Records supplied:
- - -
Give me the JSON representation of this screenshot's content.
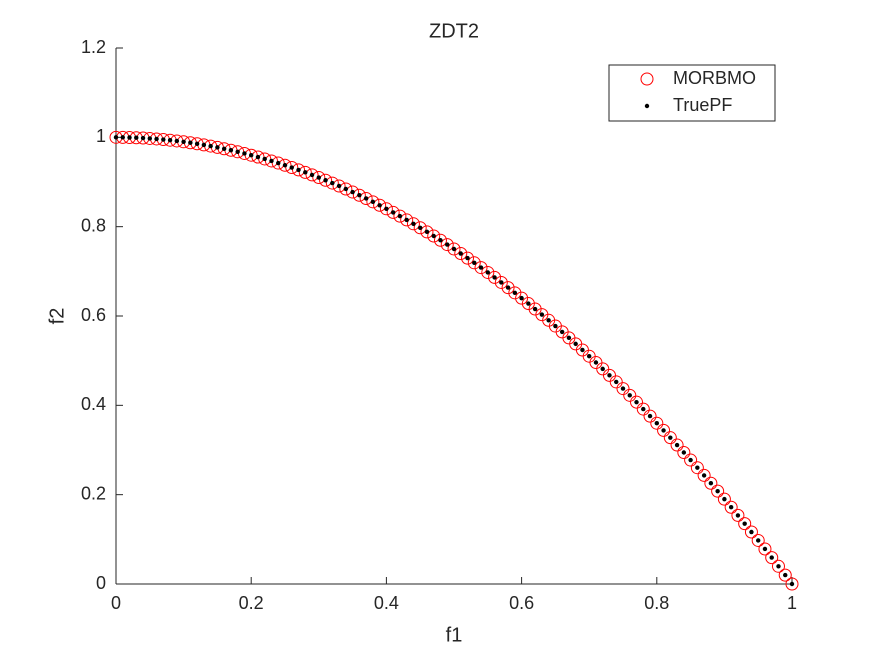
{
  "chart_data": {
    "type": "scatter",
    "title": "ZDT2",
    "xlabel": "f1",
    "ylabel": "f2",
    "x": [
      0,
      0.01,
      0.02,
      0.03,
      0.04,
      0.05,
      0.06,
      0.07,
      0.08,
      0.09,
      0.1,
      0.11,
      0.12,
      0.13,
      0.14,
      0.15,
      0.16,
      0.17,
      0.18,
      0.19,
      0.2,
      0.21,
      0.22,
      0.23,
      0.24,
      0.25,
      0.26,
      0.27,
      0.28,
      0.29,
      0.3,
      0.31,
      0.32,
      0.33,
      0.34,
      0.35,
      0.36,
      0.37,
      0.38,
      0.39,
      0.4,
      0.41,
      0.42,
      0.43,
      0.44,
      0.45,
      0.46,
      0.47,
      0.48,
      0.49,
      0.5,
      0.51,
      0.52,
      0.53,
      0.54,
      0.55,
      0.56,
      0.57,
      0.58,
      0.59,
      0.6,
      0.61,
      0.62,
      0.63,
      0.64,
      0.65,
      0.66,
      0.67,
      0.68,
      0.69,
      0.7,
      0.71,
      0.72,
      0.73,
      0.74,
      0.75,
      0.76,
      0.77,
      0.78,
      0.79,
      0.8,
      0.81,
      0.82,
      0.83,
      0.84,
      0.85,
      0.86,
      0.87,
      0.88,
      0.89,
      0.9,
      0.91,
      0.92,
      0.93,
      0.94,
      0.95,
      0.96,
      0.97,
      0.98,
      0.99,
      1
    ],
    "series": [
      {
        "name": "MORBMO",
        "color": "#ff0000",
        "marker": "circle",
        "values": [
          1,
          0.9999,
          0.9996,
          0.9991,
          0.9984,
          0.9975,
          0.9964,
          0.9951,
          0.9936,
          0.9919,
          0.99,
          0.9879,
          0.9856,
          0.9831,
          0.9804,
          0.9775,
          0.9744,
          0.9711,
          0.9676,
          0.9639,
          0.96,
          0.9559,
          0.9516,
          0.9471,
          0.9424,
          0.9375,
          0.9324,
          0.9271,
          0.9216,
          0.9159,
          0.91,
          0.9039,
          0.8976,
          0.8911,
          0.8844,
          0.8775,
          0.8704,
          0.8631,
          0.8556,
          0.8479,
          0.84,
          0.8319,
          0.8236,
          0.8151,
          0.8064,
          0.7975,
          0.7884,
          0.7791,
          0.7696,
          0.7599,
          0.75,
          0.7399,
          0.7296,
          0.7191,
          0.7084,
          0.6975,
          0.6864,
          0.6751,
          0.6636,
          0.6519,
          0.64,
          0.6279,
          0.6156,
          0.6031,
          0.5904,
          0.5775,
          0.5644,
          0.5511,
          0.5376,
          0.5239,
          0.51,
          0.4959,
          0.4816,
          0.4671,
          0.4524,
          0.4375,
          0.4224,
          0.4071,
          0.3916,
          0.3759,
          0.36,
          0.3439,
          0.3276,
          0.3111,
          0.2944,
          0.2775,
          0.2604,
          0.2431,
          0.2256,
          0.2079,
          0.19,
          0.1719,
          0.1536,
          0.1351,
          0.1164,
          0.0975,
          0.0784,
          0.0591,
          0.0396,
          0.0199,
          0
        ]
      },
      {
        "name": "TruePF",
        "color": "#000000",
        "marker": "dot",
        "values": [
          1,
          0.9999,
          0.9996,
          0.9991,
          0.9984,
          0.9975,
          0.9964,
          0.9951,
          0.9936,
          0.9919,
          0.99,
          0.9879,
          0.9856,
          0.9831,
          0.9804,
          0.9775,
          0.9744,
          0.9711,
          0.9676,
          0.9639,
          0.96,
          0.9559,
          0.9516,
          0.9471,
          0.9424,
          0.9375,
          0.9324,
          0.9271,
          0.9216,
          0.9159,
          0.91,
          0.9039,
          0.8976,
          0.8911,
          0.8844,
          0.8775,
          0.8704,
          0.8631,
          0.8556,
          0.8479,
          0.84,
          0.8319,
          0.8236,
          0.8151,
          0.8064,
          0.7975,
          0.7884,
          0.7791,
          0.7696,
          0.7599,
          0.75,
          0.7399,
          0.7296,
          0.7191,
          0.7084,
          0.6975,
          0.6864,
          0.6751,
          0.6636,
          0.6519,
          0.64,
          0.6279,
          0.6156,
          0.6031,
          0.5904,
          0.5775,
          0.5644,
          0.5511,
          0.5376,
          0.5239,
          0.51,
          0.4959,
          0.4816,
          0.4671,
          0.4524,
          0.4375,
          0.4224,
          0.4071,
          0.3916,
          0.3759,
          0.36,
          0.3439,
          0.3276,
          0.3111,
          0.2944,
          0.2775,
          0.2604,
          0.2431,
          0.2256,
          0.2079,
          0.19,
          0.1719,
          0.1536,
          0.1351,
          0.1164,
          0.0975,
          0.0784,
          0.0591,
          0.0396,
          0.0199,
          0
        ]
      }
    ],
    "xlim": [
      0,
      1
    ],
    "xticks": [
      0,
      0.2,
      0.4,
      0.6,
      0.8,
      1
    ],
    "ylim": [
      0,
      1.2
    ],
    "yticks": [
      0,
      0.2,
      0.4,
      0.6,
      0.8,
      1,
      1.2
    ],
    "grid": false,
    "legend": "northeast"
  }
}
- - -
Requirement: Leaving all pictures aside, quote each record exactly.

Output:
Give me the JSON representation of this screenshot's content.
{
  "chart_data": {
    "type": "scatter",
    "title": "ZDT2",
    "xlabel": "f1",
    "ylabel": "f2",
    "x": [
      0,
      0.01,
      0.02,
      0.03,
      0.04,
      0.05,
      0.06,
      0.07,
      0.08,
      0.09,
      0.1,
      0.11,
      0.12,
      0.13,
      0.14,
      0.15,
      0.16,
      0.17,
      0.18,
      0.19,
      0.2,
      0.21,
      0.22,
      0.23,
      0.24,
      0.25,
      0.26,
      0.27,
      0.28,
      0.29,
      0.3,
      0.31,
      0.32,
      0.33,
      0.34,
      0.35,
      0.36,
      0.37,
      0.38,
      0.39,
      0.4,
      0.41,
      0.42,
      0.43,
      0.44,
      0.45,
      0.46,
      0.47,
      0.48,
      0.49,
      0.5,
      0.51,
      0.52,
      0.53,
      0.54,
      0.55,
      0.56,
      0.57,
      0.58,
      0.59,
      0.6,
      0.61,
      0.62,
      0.63,
      0.64,
      0.65,
      0.66,
      0.67,
      0.68,
      0.69,
      0.7,
      0.71,
      0.72,
      0.73,
      0.74,
      0.75,
      0.76,
      0.77,
      0.78,
      0.79,
      0.8,
      0.81,
      0.82,
      0.83,
      0.84,
      0.85,
      0.86,
      0.87,
      0.88,
      0.89,
      0.9,
      0.91,
      0.92,
      0.93,
      0.94,
      0.95,
      0.96,
      0.97,
      0.98,
      0.99,
      1
    ],
    "series": [
      {
        "name": "MORBMO",
        "color": "#ff0000",
        "marker": "circle",
        "values": [
          1,
          0.9999,
          0.9996,
          0.9991,
          0.9984,
          0.9975,
          0.9964,
          0.9951,
          0.9936,
          0.9919,
          0.99,
          0.9879,
          0.9856,
          0.9831,
          0.9804,
          0.9775,
          0.9744,
          0.9711,
          0.9676,
          0.9639,
          0.96,
          0.9559,
          0.9516,
          0.9471,
          0.9424,
          0.9375,
          0.9324,
          0.9271,
          0.9216,
          0.9159,
          0.91,
          0.9039,
          0.8976,
          0.8911,
          0.8844,
          0.8775,
          0.8704,
          0.8631,
          0.8556,
          0.8479,
          0.84,
          0.8319,
          0.8236,
          0.8151,
          0.8064,
          0.7975,
          0.7884,
          0.7791,
          0.7696,
          0.7599,
          0.75,
          0.7399,
          0.7296,
          0.7191,
          0.7084,
          0.6975,
          0.6864,
          0.6751,
          0.6636,
          0.6519,
          0.64,
          0.6279,
          0.6156,
          0.6031,
          0.5904,
          0.5775,
          0.5644,
          0.5511,
          0.5376,
          0.5239,
          0.51,
          0.4959,
          0.4816,
          0.4671,
          0.4524,
          0.4375,
          0.4224,
          0.4071,
          0.3916,
          0.3759,
          0.36,
          0.3439,
          0.3276,
          0.3111,
          0.2944,
          0.2775,
          0.2604,
          0.2431,
          0.2256,
          0.2079,
          0.19,
          0.1719,
          0.1536,
          0.1351,
          0.1164,
          0.0975,
          0.0784,
          0.0591,
          0.0396,
          0.0199,
          0
        ]
      },
      {
        "name": "TruePF",
        "color": "#000000",
        "marker": "dot",
        "values": [
          1,
          0.9999,
          0.9996,
          0.9991,
          0.9984,
          0.9975,
          0.9964,
          0.9951,
          0.9936,
          0.9919,
          0.99,
          0.9879,
          0.9856,
          0.9831,
          0.9804,
          0.9775,
          0.9744,
          0.9711,
          0.9676,
          0.9639,
          0.96,
          0.9559,
          0.9516,
          0.9471,
          0.9424,
          0.9375,
          0.9324,
          0.9271,
          0.9216,
          0.9159,
          0.91,
          0.9039,
          0.8976,
          0.8911,
          0.8844,
          0.8775,
          0.8704,
          0.8631,
          0.8556,
          0.8479,
          0.84,
          0.8319,
          0.8236,
          0.8151,
          0.8064,
          0.7975,
          0.7884,
          0.7791,
          0.7696,
          0.7599,
          0.75,
          0.7399,
          0.7296,
          0.7191,
          0.7084,
          0.6975,
          0.6864,
          0.6751,
          0.6636,
          0.6519,
          0.64,
          0.6279,
          0.6156,
          0.6031,
          0.5904,
          0.5775,
          0.5644,
          0.5511,
          0.5376,
          0.5239,
          0.51,
          0.4959,
          0.4816,
          0.4671,
          0.4524,
          0.4375,
          0.4224,
          0.4071,
          0.3916,
          0.3759,
          0.36,
          0.3439,
          0.3276,
          0.3111,
          0.2944,
          0.2775,
          0.2604,
          0.2431,
          0.2256,
          0.2079,
          0.19,
          0.1719,
          0.1536,
          0.1351,
          0.1164,
          0.0975,
          0.0784,
          0.0591,
          0.0396,
          0.0199,
          0
        ]
      }
    ],
    "xlim": [
      0,
      1
    ],
    "xticks": [
      0,
      0.2,
      0.4,
      0.6,
      0.8,
      1
    ],
    "ylim": [
      0,
      1.2
    ],
    "yticks": [
      0,
      0.2,
      0.4,
      0.6,
      0.8,
      1,
      1.2
    ],
    "grid": false,
    "legend": "northeast"
  }
}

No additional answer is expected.